• **TO DO**
Pick out every line holding the string "series" and copy it.

• **GIVEN DATA**
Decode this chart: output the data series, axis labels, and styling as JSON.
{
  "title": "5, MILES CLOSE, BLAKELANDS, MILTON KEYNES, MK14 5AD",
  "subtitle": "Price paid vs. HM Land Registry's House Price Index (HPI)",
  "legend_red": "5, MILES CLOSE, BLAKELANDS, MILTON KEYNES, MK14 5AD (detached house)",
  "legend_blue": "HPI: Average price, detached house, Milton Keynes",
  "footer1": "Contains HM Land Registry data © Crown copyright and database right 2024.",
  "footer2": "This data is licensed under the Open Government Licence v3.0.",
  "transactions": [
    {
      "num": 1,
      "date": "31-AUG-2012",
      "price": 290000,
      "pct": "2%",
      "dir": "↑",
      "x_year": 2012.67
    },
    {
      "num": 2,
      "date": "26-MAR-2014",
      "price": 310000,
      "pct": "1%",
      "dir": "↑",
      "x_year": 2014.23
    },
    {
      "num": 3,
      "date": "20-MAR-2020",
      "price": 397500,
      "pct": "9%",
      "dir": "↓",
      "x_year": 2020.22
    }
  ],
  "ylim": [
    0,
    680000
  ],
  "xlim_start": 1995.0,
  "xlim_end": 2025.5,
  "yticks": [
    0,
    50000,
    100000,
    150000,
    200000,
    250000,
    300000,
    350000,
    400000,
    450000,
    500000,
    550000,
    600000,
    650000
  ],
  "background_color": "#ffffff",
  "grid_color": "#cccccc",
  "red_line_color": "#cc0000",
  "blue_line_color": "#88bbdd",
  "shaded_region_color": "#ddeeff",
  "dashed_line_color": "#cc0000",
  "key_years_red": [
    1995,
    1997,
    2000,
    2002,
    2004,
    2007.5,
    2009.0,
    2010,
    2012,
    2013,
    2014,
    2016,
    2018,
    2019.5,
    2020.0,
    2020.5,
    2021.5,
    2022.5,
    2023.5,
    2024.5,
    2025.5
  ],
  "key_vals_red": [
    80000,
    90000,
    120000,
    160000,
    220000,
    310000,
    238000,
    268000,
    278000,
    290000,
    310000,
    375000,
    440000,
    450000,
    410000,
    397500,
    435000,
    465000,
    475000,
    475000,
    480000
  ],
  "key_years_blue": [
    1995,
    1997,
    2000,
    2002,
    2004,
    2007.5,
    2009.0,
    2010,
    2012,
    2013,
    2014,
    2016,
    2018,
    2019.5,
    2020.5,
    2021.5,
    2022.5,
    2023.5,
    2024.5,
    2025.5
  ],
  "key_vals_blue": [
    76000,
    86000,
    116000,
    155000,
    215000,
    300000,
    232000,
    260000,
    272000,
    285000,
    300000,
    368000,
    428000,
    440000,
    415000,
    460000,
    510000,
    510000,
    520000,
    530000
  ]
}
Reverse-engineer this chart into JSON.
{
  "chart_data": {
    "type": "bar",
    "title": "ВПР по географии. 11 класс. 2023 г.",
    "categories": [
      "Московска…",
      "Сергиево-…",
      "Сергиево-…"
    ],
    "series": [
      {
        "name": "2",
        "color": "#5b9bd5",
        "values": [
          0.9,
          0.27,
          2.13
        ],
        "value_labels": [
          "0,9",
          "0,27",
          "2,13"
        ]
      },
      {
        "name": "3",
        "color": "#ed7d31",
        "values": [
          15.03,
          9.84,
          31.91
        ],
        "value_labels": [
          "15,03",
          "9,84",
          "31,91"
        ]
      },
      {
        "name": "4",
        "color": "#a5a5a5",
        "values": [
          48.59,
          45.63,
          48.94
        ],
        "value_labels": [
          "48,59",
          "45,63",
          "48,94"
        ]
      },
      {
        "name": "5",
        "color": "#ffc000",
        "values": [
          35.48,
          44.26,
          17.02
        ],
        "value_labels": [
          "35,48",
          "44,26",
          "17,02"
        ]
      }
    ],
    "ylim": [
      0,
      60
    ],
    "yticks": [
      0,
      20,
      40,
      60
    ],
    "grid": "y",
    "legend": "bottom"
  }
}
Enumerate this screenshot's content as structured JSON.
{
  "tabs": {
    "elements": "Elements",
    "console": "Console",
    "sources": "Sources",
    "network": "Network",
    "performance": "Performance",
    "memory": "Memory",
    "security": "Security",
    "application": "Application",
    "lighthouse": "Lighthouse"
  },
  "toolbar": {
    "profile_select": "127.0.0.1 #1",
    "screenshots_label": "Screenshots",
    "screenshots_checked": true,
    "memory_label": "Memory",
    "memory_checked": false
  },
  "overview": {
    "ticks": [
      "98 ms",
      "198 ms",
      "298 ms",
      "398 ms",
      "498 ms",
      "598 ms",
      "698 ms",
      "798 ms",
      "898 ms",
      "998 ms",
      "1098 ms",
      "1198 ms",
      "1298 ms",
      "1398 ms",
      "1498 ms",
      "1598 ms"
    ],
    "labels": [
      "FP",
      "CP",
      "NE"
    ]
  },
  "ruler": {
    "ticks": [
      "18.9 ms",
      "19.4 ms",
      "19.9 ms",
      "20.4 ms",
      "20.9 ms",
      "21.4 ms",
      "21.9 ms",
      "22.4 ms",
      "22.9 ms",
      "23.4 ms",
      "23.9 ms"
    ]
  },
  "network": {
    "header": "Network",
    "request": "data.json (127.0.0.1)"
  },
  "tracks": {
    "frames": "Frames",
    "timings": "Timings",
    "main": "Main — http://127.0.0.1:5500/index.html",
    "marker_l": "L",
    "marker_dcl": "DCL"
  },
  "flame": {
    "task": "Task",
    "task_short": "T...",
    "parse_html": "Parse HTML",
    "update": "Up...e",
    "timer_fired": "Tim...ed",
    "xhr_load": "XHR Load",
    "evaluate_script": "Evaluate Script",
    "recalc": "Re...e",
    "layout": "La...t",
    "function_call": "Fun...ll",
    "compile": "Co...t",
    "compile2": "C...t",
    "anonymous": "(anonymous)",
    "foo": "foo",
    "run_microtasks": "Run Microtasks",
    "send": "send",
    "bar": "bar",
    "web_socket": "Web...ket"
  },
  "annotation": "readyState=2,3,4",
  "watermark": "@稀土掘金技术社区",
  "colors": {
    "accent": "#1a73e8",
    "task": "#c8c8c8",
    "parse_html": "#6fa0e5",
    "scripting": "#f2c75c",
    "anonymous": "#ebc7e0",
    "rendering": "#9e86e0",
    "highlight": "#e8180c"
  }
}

• **TASK ANSWER**
Decode this chart: output the data series, axis labels, and styling as JSON.
    "series": [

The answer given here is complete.